--- begin Entries shown ---

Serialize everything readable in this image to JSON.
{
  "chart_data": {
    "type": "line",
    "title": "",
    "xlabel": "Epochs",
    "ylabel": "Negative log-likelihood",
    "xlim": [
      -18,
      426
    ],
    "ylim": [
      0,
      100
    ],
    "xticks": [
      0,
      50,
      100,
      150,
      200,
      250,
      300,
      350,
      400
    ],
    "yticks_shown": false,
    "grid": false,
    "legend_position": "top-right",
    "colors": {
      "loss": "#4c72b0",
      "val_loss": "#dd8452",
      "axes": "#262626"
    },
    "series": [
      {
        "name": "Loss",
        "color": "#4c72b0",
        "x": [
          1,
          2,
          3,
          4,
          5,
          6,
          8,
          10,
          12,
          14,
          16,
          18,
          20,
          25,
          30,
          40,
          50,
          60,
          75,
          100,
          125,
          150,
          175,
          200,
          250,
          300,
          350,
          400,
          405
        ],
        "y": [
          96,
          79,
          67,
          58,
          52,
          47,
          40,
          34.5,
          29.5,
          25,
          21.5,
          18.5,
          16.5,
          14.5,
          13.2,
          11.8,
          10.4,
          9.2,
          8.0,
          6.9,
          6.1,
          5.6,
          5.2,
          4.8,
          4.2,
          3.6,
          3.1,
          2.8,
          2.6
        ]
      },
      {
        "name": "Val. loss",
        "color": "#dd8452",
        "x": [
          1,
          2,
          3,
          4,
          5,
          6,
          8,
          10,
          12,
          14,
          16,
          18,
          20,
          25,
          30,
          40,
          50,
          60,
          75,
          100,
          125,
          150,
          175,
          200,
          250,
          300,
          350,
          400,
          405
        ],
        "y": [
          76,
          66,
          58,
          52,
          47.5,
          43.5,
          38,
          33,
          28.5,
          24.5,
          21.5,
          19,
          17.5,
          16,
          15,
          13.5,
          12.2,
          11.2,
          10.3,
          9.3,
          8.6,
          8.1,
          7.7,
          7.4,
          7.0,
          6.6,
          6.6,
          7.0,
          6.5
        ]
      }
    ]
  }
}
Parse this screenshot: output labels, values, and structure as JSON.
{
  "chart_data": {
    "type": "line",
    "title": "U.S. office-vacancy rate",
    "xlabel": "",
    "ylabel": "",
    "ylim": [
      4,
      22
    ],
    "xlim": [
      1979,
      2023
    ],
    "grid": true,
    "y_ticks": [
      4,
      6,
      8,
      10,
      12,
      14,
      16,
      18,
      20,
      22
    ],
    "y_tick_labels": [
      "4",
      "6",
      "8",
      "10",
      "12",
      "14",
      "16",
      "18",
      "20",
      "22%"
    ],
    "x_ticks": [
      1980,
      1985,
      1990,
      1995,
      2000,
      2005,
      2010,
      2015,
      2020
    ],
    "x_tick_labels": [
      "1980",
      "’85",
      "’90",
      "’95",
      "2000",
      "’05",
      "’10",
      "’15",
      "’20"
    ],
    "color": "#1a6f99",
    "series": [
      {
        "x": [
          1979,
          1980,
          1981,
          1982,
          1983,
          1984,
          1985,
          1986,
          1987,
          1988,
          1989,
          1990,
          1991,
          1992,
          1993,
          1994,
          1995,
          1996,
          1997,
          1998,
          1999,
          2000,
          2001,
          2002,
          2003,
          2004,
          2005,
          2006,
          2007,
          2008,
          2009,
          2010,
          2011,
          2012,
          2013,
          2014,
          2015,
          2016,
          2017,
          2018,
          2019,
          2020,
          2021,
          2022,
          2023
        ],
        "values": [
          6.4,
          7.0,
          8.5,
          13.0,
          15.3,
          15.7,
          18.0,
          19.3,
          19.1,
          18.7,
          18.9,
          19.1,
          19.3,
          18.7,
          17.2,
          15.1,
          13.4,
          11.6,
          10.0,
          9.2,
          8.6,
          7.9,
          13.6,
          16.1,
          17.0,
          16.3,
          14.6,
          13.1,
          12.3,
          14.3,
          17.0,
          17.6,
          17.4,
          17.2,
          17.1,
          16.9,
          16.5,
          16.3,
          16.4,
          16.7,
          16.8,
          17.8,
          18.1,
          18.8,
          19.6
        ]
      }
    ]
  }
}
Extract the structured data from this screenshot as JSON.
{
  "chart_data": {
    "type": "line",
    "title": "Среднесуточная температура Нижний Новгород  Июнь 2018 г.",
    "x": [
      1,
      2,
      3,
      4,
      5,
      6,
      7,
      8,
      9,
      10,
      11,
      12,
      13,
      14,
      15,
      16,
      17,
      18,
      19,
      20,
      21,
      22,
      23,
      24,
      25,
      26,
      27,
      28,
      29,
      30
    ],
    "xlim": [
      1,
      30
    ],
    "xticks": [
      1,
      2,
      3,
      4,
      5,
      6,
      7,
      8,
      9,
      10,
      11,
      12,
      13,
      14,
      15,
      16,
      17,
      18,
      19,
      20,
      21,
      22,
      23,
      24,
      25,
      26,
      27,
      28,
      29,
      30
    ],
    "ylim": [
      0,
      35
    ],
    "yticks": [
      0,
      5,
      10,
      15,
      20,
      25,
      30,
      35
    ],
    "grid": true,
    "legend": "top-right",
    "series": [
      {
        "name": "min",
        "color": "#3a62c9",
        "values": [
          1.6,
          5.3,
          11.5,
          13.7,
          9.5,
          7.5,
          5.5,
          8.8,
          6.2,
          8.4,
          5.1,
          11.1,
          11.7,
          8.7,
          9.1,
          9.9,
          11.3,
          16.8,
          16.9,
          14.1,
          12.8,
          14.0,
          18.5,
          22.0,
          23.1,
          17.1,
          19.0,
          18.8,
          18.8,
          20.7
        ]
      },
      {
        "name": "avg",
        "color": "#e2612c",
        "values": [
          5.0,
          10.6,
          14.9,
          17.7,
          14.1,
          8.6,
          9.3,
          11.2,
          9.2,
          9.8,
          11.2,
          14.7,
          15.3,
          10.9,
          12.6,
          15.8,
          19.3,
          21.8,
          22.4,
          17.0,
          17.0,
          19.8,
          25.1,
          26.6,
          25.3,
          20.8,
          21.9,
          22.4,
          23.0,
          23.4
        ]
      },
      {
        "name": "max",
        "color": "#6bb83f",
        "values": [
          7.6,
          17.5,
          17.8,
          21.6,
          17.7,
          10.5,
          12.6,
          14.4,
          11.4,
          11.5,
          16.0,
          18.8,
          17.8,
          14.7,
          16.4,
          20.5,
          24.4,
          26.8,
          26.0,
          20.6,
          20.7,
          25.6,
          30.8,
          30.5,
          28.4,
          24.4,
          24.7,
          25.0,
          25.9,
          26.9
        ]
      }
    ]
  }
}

--- end Entries shown ---

| Challenge |
All of the material must be reproduced exactly.

| Written answer |
Serialize everything readable in this image to JSON.
{
  "chart_data": {
    "type": "line",
    "title": "",
    "xlabel": "Epochs",
    "ylabel": "Negative log-likelihood",
    "xlim": [
      -18,
      426
    ],
    "ylim": [
      0,
      100
    ],
    "xticks": [
      0,
      50,
      100,
      150,
      200,
      250,
      300,
      350,
      400
    ],
    "yticks_shown": false,
    "grid": false,
    "legend_position": "top-right",
    "colors": {
      "loss": "#4c72b0",
      "val_loss": "#dd8452",
      "axes": "#262626"
    },
    "series": [
      {
        "name": "Loss",
        "color": "#4c72b0",
        "x": [
          1,
          2,
          3,
          4,
          5,
          6,
          8,
          10,
          12,
          14,
          16,
          18,
          20,
          25,
          30,
          40,
          50,
          60,
          75,
          100,
          125,
          150,
          175,
          200,
          250,
          300,
          350,
          400,
          405
        ],
        "y": [
          96,
          79,
          67,
          58,
          52,
          47,
          40,
          34.5,
          29.5,
          25,
          21.5,
          18.5,
          16.5,
          14.5,
          13.2,
          11.8,
          10.4,
          9.2,
          8.0,
          6.9,
          6.1,
          5.6,
          5.2,
          4.8,
          4.2,
          3.6,
          3.1,
          2.8,
          2.6
        ]
      },
      {
        "name": "Val. loss",
        "color": "#dd8452",
        "x": [
          1,
          2,
          3,
          4,
          5,
          6,
          8,
          10,
          12,
          14,
          16,
          18,
          20,
          25,
          30,
          40,
          50,
          60,
          75,
          100,
          125,
          150,
          175,
          200,
          250,
          300,
          350,
          400,
          405
        ],
        "y": [
          76,
          66,
          58,
          52,
          47.5,
          43.5,
          38,
          33,
          28.5,
          24.5,
          21.5,
          19,
          17.5,
          16,
          15,
          13.5,
          12.2,
          11.2,
          10.3,
          9.3,
          8.6,
          8.1,
          7.7,
          7.4,
          7.0,
          6.6,
          6.6,
          7.0,
          6.5
        ]
      }
    ]
  }
}
Parse this screenshot: output labels, values, and structure as JSON.
{
  "chart_data": {
    "type": "line",
    "title": "U.S. office-vacancy rate",
    "xlabel": "",
    "ylabel": "",
    "ylim": [
      4,
      22
    ],
    "xlim": [
      1979,
      2023
    ],
    "grid": true,
    "y_ticks": [
      4,
      6,
      8,
      10,
      12,
      14,
      16,
      18,
      20,
      22
    ],
    "y_tick_labels": [
      "4",
      "6",
      "8",
      "10",
      "12",
      "14",
      "16",
      "18",
      "20",
      "22%"
    ],
    "x_ticks": [
      1980,
      1985,
      1990,
      1995,
      2000,
      2005,
      2010,
      2015,
      2020
    ],
    "x_tick_labels": [
      "1980",
      "’85",
      "’90",
      "’95",
      "2000",
      "’05",
      "’10",
      "’15",
      "’20"
    ],
    "color": "#1a6f99",
    "series": [
      {
        "x": [
          1979,
          1980,
          1981,
          1982,
          1983,
          1984,
          1985,
          1986,
          1987,
          1988,
          1989,
          1990,
          1991,
          1992,
          1993,
          1994,
          1995,
          1996,
          1997,
          1998,
          1999,
          2000,
          2001,
          2002,
          2003,
          2004,
          2005,
          2006,
          2007,
          2008,
          2009,
          2010,
          2011,
          2012,
          2013,
          2014,
          2015,
          2016,
          2017,
          2018,
          2019,
          2020,
          2021,
          2022,
          2023
        ],
        "values": [
          6.4,
          7.0,
          8.5,
          13.0,
          15.3,
          15.7,
          18.0,
          19.3,
          19.1,
          18.7,
          18.9,
          19.1,
          19.3,
          18.7,
          17.2,
          15.1,
          13.4,
          11.6,
          10.0,
          9.2,
          8.6,
          7.9,
          13.6,
          16.1,
          17.0,
          16.3,
          14.6,
          13.1,
          12.3,
          14.3,
          17.0,
          17.6,
          17.4,
          17.2,
          17.1,
          16.9,
          16.5,
          16.3,
          16.4,
          16.7,
          16.8,
          17.8,
          18.1,
          18.8,
          19.6
        ]
      }
    ]
  }
}
Extract the structured data from this screenshot as JSON.
{
  "chart_data": {
    "type": "line",
    "title": "Среднесуточная температура Нижний Новгород  Июнь 2018 г.",
    "x": [
      1,
      2,
      3,
      4,
      5,
      6,
      7,
      8,
      9,
      10,
      11,
      12,
      13,
      14,
      15,
      16,
      17,
      18,
      19,
      20,
      21,
      22,
      23,
      24,
      25,
      26,
      27,
      28,
      29,
      30
    ],
    "xlim": [
      1,
      30
    ],
    "xticks": [
      1,
      2,
      3,
      4,
      5,
      6,
      7,
      8,
      9,
      10,
      11,
      12,
      13,
      14,
      15,
      16,
      17,
      18,
      19,
      20,
      21,
      22,
      23,
      24,
      25,
      26,
      27,
      28,
      29,
      30
    ],
    "ylim": [
      0,
      35
    ],
    "yticks": [
      0,
      5,
      10,
      15,
      20,
      25,
      30,
      35
    ],
    "grid": true,
    "legend": "top-right",
    "series": [
      {
        "name": "min",
        "color": "#3a62c9",
        "values": [
          1.6,
          5.3,
          11.5,
          13.7,
          9.5,
          7.5,
          5.5,
          8.8,
          6.2,
          8.4,
          5.1,
          11.1,
          11.7,
          8.7,
          9.1,
          9.9,
          11.3,
          16.8,
          16.9,
          14.1,
          12.8,
          14.0,
          18.5,
          22.0,
          23.1,
          17.1,
          19.0,
          18.8,
          18.8,
          20.7
        ]
      },
      {
        "name": "avg",
        "color": "#e2612c",
        "values": [
          5.0,
          10.6,
          14.9,
          17.7,
          14.1,
          8.6,
          9.3,
          11.2,
          9.2,
          9.8,
          11.2,
          14.7,
          15.3,
          10.9,
          12.6,
          15.8,
          19.3,
          21.8,
          22.4,
          17.0,
          17.0,
          19.8,
          25.1,
          26.6,
          25.3,
          20.8,
          21.9,
          22.4,
          23.0,
          23.4
        ]
      },
      {
        "name": "max",
        "color": "#6bb83f",
        "values": [
          7.6,
          17.5,
          17.8,
          21.6,
          17.7,
          10.5,
          12.6,
          14.4,
          11.4,
          11.5,
          16.0,
          18.8,
          17.8,
          14.7,
          16.4,
          20.5,
          24.4,
          26.8,
          26.0,
          20.6,
          20.7,
          25.6,
          30.8,
          30.5,
          28.4,
          24.4,
          24.7,
          25.0,
          25.9,
          26.9
        ]
      }
    ]
  }
}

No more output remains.